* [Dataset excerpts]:
========================================

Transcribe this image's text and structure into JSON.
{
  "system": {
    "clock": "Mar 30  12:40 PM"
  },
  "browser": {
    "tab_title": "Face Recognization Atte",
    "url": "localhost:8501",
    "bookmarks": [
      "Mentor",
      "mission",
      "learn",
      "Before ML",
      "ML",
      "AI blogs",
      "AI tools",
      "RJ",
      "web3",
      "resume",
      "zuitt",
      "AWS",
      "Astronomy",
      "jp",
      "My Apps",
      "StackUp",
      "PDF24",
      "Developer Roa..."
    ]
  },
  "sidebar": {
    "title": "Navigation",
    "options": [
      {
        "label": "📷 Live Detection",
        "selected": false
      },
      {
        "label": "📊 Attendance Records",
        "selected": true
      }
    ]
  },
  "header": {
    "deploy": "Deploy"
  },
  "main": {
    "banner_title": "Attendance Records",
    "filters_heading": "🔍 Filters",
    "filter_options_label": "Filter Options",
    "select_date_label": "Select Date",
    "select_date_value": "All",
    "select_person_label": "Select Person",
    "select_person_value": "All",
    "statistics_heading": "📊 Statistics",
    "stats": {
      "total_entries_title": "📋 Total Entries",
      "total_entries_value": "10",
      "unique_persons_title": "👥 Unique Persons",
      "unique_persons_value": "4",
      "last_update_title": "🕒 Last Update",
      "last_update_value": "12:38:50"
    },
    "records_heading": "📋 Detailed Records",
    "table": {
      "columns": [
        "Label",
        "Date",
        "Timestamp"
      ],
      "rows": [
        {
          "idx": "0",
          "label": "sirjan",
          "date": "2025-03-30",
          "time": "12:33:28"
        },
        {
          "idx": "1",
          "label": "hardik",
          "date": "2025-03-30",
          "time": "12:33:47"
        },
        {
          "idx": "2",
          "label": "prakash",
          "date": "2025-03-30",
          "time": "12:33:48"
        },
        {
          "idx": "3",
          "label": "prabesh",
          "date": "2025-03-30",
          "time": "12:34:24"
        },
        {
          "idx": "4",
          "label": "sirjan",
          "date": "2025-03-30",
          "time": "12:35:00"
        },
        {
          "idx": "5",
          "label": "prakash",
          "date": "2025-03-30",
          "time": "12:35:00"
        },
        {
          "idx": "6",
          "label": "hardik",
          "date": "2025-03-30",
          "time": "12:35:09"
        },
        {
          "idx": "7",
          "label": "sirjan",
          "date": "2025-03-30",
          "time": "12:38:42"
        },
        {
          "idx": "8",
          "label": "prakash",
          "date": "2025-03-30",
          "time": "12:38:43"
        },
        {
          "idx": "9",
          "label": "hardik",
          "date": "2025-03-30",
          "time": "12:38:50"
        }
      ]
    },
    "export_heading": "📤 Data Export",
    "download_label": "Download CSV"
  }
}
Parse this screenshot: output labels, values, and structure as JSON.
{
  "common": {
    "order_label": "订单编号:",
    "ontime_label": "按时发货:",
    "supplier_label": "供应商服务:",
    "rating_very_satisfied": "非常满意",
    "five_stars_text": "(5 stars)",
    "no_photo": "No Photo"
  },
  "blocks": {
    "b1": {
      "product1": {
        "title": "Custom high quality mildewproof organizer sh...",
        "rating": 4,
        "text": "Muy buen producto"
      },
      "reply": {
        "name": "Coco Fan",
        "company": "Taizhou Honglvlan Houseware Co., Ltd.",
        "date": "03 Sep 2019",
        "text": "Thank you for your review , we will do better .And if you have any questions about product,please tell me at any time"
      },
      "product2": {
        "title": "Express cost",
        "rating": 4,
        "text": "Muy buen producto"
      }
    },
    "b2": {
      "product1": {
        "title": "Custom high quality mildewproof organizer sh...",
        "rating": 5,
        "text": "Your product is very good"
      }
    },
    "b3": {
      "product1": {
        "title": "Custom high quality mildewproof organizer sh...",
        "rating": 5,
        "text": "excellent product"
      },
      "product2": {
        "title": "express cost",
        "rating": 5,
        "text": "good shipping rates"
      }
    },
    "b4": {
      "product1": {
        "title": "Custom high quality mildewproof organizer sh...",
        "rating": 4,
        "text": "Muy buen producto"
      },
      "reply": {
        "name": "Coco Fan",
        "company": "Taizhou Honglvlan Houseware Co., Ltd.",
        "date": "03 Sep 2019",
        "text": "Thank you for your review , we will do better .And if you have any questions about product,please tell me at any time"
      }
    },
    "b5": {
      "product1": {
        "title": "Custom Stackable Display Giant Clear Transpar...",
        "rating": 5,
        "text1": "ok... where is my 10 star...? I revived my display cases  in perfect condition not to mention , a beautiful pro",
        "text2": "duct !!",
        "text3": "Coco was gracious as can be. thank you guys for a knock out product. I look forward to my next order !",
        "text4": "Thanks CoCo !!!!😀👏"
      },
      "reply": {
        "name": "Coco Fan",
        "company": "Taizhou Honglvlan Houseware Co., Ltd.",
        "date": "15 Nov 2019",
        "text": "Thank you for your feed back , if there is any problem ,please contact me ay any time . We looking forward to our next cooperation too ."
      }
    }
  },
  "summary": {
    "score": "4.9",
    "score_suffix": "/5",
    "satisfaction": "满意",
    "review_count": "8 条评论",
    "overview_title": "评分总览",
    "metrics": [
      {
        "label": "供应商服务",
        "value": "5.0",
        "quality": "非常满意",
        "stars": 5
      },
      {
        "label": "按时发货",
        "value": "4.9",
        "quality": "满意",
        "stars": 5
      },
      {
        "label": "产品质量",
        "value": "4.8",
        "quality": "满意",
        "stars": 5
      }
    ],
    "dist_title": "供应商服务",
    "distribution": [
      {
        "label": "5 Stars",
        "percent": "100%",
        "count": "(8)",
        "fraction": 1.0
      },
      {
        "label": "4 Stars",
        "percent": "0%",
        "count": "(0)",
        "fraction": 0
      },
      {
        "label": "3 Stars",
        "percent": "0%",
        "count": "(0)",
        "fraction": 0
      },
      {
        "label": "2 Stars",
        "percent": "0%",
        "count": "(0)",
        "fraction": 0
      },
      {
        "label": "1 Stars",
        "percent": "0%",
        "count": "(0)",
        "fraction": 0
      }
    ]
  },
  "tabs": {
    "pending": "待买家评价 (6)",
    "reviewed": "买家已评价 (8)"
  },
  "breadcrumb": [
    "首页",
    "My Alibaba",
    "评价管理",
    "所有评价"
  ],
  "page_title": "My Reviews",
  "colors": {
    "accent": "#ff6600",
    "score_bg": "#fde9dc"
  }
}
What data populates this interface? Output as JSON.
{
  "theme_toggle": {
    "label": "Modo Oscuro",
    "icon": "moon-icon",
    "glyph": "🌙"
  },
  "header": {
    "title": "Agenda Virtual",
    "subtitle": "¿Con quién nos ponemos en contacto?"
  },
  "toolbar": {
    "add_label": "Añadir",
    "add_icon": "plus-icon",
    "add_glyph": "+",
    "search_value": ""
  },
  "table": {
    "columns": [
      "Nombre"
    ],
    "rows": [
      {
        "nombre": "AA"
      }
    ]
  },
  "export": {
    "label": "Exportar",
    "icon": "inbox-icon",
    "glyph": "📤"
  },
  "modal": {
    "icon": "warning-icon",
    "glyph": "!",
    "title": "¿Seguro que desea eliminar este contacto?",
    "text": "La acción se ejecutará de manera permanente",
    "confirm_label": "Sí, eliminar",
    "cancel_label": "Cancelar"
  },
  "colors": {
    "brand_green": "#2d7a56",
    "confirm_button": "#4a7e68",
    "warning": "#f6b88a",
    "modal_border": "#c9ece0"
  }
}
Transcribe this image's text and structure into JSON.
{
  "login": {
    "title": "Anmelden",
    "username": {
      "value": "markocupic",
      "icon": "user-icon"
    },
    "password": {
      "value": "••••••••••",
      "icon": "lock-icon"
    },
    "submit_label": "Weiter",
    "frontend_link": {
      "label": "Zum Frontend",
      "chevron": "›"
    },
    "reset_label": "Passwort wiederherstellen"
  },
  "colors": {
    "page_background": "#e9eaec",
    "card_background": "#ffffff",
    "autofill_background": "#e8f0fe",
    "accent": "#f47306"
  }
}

========================================

* [Task requirements]: Copy out every line where the word "eliminar" occurs.

* [Answer for this exercise]:
    "title": "¿Seguro que desea eliminar este contacto?",
    "confirm_label": "Sí, eliminar",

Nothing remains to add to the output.